| Task to carry out |
State how many lines in the entries below contain "name". Write nothing but the number.

Start of Data entries

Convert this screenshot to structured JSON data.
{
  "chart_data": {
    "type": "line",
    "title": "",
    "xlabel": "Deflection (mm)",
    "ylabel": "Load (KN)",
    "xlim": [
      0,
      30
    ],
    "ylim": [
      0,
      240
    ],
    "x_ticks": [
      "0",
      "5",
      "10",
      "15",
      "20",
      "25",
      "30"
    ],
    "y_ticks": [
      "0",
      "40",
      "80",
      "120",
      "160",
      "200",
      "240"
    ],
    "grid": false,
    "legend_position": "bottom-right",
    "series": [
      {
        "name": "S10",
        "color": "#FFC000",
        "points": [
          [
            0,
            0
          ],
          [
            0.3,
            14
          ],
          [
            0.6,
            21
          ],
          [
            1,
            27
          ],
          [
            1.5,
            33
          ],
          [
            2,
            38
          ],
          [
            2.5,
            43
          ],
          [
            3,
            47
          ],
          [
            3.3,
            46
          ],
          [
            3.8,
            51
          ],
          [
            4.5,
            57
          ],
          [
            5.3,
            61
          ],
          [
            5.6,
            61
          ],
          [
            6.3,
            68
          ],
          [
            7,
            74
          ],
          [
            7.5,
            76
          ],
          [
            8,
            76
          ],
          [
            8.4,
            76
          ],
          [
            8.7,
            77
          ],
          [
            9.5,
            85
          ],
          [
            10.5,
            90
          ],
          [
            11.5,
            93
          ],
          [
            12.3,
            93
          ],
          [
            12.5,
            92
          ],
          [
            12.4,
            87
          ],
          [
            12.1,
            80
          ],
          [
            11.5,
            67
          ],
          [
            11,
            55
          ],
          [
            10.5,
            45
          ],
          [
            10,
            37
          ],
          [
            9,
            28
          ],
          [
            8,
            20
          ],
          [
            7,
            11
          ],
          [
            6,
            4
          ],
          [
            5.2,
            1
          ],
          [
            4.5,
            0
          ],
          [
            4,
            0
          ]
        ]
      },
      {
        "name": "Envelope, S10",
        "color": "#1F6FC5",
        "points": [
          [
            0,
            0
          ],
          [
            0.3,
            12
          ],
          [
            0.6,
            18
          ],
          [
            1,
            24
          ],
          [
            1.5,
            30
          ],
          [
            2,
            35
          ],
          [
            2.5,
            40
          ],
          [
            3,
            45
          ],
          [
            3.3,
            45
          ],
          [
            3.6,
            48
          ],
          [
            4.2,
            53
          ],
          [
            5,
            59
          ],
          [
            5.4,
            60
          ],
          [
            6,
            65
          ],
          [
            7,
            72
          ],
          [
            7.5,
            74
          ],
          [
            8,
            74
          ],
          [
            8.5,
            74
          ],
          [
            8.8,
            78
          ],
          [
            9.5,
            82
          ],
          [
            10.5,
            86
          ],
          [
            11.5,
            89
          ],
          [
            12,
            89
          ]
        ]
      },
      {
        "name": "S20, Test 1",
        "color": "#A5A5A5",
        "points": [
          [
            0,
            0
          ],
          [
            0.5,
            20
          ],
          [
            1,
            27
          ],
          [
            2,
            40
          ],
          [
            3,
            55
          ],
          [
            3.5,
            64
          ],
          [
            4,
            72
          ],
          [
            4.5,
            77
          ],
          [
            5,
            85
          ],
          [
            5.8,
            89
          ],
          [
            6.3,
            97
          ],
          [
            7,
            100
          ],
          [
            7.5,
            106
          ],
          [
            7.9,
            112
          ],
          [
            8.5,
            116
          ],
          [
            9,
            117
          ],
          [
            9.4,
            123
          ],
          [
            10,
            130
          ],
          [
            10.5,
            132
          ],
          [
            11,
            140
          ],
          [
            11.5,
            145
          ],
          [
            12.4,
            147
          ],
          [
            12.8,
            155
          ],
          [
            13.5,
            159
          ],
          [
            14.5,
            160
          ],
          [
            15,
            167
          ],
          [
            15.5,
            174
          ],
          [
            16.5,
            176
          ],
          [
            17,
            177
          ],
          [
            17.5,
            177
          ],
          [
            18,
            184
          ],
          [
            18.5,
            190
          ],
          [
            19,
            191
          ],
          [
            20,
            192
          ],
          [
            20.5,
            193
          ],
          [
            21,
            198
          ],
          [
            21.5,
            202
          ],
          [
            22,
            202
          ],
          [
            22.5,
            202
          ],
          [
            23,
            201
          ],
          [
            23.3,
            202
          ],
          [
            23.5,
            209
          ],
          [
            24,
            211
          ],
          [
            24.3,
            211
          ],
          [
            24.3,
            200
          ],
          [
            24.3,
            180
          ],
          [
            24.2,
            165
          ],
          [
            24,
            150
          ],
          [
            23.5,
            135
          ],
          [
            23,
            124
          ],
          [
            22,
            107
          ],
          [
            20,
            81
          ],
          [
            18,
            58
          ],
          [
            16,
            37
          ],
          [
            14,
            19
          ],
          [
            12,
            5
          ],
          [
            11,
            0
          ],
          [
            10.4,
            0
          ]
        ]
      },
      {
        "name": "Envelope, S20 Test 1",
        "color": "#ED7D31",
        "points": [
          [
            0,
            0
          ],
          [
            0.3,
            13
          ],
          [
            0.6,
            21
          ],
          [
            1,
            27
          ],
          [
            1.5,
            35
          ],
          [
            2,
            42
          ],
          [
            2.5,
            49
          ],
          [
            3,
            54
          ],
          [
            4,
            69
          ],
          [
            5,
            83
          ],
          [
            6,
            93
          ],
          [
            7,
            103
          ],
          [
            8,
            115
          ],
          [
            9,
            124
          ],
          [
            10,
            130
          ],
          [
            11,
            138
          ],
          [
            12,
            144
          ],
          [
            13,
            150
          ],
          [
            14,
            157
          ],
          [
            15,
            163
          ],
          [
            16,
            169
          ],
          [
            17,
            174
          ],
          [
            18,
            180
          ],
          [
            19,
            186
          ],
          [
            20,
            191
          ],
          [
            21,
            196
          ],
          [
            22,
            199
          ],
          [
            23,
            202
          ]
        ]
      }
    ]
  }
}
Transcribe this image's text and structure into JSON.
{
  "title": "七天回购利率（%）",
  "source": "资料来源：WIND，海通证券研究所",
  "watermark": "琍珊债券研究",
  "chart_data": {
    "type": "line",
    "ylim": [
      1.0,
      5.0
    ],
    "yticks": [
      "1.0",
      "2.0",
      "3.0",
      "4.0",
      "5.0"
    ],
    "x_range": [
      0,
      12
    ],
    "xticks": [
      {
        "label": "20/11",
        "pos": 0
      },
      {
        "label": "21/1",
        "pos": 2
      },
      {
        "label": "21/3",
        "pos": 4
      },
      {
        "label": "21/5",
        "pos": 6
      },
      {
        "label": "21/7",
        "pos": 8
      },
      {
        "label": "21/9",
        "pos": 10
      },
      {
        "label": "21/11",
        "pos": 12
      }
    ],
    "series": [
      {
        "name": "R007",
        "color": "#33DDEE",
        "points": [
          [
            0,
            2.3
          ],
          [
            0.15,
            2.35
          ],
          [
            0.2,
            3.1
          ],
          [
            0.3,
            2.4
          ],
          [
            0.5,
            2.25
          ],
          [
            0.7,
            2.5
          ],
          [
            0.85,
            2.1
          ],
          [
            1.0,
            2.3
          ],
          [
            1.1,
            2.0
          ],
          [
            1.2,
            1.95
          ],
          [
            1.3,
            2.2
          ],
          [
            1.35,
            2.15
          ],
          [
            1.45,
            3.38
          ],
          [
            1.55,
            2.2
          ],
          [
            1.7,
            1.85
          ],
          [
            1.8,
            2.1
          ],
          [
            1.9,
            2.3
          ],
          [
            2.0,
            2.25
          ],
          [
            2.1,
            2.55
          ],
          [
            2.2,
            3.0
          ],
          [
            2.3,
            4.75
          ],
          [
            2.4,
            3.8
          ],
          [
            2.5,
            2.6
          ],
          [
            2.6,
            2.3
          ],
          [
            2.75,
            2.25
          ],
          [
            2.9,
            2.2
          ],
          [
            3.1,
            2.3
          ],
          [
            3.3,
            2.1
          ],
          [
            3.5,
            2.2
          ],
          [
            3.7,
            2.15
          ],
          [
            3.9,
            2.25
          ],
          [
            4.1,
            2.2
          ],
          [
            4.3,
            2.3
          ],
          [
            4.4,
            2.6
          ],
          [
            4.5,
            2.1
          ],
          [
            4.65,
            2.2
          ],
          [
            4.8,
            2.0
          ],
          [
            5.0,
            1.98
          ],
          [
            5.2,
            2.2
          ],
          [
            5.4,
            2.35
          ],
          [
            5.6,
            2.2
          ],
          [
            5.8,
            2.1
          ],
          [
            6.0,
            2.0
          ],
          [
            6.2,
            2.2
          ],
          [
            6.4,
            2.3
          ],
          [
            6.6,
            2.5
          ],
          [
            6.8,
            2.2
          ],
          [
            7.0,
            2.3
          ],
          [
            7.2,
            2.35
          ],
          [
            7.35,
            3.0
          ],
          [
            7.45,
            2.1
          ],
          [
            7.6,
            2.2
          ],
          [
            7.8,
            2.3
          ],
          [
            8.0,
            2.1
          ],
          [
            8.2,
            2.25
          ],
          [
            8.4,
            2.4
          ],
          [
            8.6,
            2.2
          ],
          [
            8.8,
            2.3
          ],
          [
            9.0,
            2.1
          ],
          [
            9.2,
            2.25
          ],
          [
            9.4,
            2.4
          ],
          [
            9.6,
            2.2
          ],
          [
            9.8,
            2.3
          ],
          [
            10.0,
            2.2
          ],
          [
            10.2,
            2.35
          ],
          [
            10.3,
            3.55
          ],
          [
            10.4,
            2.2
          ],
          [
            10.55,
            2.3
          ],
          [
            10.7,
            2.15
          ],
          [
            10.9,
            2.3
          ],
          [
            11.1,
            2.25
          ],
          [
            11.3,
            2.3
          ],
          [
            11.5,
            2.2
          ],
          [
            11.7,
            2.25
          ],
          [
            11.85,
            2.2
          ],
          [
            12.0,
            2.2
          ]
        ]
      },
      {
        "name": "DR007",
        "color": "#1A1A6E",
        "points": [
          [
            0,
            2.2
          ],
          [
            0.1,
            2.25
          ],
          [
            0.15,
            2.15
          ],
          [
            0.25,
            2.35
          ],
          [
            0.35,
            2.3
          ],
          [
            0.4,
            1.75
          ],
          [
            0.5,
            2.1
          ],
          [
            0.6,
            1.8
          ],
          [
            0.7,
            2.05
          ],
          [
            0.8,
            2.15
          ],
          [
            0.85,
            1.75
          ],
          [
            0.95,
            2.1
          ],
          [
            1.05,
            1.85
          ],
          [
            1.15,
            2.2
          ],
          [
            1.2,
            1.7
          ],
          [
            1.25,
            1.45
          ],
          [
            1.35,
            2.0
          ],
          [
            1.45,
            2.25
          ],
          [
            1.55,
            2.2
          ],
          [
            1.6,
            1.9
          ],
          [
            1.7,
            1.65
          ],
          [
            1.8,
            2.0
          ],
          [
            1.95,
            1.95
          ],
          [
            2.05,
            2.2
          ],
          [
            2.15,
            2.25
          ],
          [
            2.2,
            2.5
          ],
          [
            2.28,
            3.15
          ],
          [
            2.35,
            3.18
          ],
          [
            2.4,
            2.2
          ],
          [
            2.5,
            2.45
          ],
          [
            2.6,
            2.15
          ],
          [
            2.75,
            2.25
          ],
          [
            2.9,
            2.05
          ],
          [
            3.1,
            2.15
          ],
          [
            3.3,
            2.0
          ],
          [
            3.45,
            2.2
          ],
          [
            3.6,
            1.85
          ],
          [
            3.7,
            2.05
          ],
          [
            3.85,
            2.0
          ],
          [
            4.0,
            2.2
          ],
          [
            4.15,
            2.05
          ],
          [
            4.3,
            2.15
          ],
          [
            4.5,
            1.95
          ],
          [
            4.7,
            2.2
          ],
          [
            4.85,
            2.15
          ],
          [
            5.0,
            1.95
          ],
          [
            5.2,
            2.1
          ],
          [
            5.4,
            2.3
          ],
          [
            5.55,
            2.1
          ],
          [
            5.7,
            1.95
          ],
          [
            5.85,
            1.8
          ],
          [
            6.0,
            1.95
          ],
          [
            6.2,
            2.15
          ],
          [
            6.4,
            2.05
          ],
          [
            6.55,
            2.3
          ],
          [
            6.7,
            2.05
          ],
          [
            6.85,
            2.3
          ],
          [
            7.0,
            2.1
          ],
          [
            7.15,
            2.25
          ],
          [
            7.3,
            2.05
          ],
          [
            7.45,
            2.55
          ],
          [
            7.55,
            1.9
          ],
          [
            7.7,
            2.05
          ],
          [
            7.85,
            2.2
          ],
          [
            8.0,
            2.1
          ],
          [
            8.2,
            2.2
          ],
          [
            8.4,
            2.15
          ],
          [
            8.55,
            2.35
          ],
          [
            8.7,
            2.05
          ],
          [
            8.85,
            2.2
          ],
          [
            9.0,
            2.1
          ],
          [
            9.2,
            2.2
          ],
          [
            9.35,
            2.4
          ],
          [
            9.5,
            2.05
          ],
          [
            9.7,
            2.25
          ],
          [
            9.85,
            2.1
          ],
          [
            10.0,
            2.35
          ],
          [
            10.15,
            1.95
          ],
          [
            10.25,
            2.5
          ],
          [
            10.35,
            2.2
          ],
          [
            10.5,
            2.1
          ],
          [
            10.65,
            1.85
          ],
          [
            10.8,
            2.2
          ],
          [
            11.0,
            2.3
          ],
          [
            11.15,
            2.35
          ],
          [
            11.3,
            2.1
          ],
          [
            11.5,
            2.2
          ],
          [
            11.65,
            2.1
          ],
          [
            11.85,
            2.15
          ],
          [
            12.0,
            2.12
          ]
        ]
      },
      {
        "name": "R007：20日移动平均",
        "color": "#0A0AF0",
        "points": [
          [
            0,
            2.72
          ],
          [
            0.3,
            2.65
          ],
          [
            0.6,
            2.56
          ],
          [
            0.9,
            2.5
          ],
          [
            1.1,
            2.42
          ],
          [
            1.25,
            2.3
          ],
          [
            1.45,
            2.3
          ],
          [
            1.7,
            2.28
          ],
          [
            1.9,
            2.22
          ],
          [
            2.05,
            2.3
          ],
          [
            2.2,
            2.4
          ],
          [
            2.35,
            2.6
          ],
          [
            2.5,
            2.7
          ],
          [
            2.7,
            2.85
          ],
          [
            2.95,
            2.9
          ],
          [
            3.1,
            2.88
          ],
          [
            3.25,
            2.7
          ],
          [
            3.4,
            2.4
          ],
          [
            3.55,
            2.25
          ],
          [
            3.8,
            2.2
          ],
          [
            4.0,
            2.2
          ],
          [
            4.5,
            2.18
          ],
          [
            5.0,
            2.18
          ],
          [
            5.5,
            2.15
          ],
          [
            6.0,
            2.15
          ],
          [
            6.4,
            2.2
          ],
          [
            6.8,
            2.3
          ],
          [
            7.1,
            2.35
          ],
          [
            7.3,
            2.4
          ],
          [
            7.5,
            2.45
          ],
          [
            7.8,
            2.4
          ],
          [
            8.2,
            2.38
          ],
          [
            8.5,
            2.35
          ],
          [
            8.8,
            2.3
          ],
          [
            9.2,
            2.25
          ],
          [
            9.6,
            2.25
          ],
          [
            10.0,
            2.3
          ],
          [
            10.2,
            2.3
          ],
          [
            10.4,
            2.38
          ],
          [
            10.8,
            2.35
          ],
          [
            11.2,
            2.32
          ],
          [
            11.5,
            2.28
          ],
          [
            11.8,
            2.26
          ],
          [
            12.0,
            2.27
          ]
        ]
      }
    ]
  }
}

End of Data entries

| Solution to this problem |
7